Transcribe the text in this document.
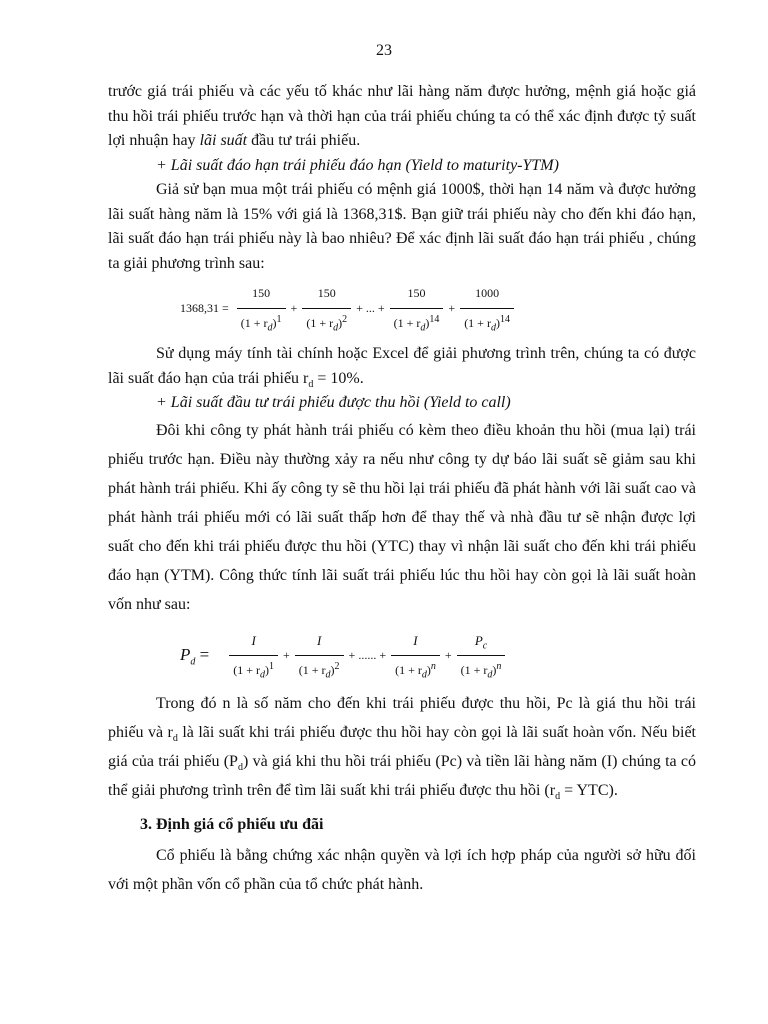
23

trước giá trái phiếu và các yếu tố khác như lãi hàng năm được hưởng, mệnh giá hoặc giá thu hồi trái phiếu trước hạn và thời hạn của trái phiếu chúng ta có thể xác định được tỷ suất lợi nhuận hay lãi suất đầu tư trái phiếu.

+ Lãi suất đáo hạn trái phiếu đáo hạn (Yield to maturity-YTM)

Giả sử bạn mua một trái phiếu có mệnh giá 1000$, thời hạn 14 năm và được hưởng lãi suất hàng năm là 15% với giá là 1368,31$. Bạn giữ trái phiếu này cho đến khi đáo hạn, lãi suất đáo hạn trái phiếu này là bao nhiêu? Để xác định lãi suất đáo hạn trái phiếu , chúng ta giải phương trình sau:

$1368,31 = \frac{150}{(1 + r_d)^1} + \frac{150}{(1 + r_d)^2}$ + ... + $\frac{150}{(1 + r_d)^{14}} + \frac{1000}{(1 + r_d)^{14}}$

Sử dụng máy tính tài chính hoặc Excel để giải phương trình trên, chúng ta có được lãi suất đáo hạn của trái phiếu $r_d = 10\%$.

+ Lãi suất đầu tư trái phiếu được thu hồi (Yield to call)

Đôi khi công ty phát hành trái phiếu có kèm theo điều khoản thu hồi (mua lại) trái phiếu trước hạn. Điều này thường xảy ra nếu như công ty dự báo lãi suất sẽ giảm sau khi phát hành trái phiếu. Khi ấy công ty sẽ thu hồi lại trái phiếu đã phát hành với lãi suất cao và phát hành trái phiếu mới có lãi suất thấp hơn để thay thế và nhà đầu tư sẽ nhận được lợi suất cho đến khi trái phiếu được thu hồi (YTC) thay vì nhận lãi suất cho đến khi trái phiếu đáo hạn (YTM). Công thức tính lãi suất trái phiếu lúc thu hồi hay còn gọi là lãi suất hoàn vốn như sau:

$P_d = \frac{I}{(1 + r_d)^1} + \frac{I}{(1 + r_d)^2}$ + ...... + $\frac{I}{(1 + r_d)^n} + \frac{P_c}{(1 + r_d)^n}$

Trong đó n là số năm cho đến khi trái phiếu được thu hồi, Pc là giá thu hồi trái phiếu và $r_d$ là lãi suất khi trái phiếu được thu hồi hay còn gọi là lãi suất hoàn vốn. Nếu biết giá của trái phiếu $(P_d)$ và giá khi thu hồi trái phiếu (Pc) và tiền lãi hàng năm (I) chúng ta có thể giải phương trình trên để tìm lãi suất khi trái phiếu được thu hồi $(r_d = YTC)$.

3. Định giá cổ phiếu ưu đãi

Cổ phiếu là bằng chứng xác nhận quyền và lợi ích hợp pháp của người sở hữu đối với một phần vốn cổ phần của tổ chức phát hành.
•••
§ **What this task involves**
Set every line down exactly as written, leaving each picture out.

§ **Response**
Transcribe the text in this document.
23

trước giá trái phiếu và các yếu tố khác như lãi hàng năm được hưởng, mệnh giá hoặc giá thu hồi trái phiếu trước hạn và thời hạn của trái phiếu chúng ta có thể xác định được tỷ suất lợi nhuận hay lãi suất đầu tư trái phiếu.

+ Lãi suất đáo hạn trái phiếu đáo hạn (Yield to maturity-YTM)

Giả sử bạn mua một trái phiếu có mệnh giá 1000$, thời hạn 14 năm và được hưởng lãi suất hàng năm là 15% với giá là 1368,31$. Bạn giữ trái phiếu này cho đến khi đáo hạn, lãi suất đáo hạn trái phiếu này là bao nhiêu? Để xác định lãi suất đáo hạn trái phiếu , chúng ta giải phương trình sau:

$1368,31 = \frac{150}{(1 + r_d)^1} + \frac{150}{(1 + r_d)^2}$ + ... + $\frac{150}{(1 + r_d)^{14}} + \frac{1000}{(1 + r_d)^{14}}$

Sử dụng máy tính tài chính hoặc Excel để giải phương trình trên, chúng ta có được lãi suất đáo hạn của trái phiếu $r_d = 10\%$.

+ Lãi suất đầu tư trái phiếu được thu hồi (Yield to call)

Đôi khi công ty phát hành trái phiếu có kèm theo điều khoản thu hồi (mua lại) trái phiếu trước hạn. Điều này thường xảy ra nếu như công ty dự báo lãi suất sẽ giảm sau khi phát hành trái phiếu. Khi ấy công ty sẽ thu hồi lại trái phiếu đã phát hành với lãi suất cao và phát hành trái phiếu mới có lãi suất thấp hơn để thay thế và nhà đầu tư sẽ nhận được lợi suất cho đến khi trái phiếu được thu hồi (YTC) thay vì nhận lãi suất cho đến khi trái phiếu đáo hạn (YTM). Công thức tính lãi suất trái phiếu lúc thu hồi hay còn gọi là lãi suất hoàn vốn như sau:

$P_d = \frac{I}{(1 + r_d)^1} + \frac{I}{(1 + r_d)^2}$ + ...... + $\frac{I}{(1 + r_d)^n} + \frac{P_c}{(1 + r_d)^n}$

Trong đó n là số năm cho đến khi trái phiếu được thu hồi, Pc là giá thu hồi trái phiếu và $r_d$ là lãi suất khi trái phiếu được thu hồi hay còn gọi là lãi suất hoàn vốn. Nếu biết giá của trái phiếu $(P_d)$ và giá khi thu hồi trái phiếu (Pc) và tiền lãi hàng năm (I) chúng ta có thể giải phương trình trên để tìm lãi suất khi trái phiếu được thu hồi $(r_d = YTC)$.

3. Định giá cổ phiếu ưu đãi

Cổ phiếu là bằng chứng xác nhận quyền và lợi ích hợp pháp của người sở hữu đối với một phần vốn cổ phần của tổ chức phát hành.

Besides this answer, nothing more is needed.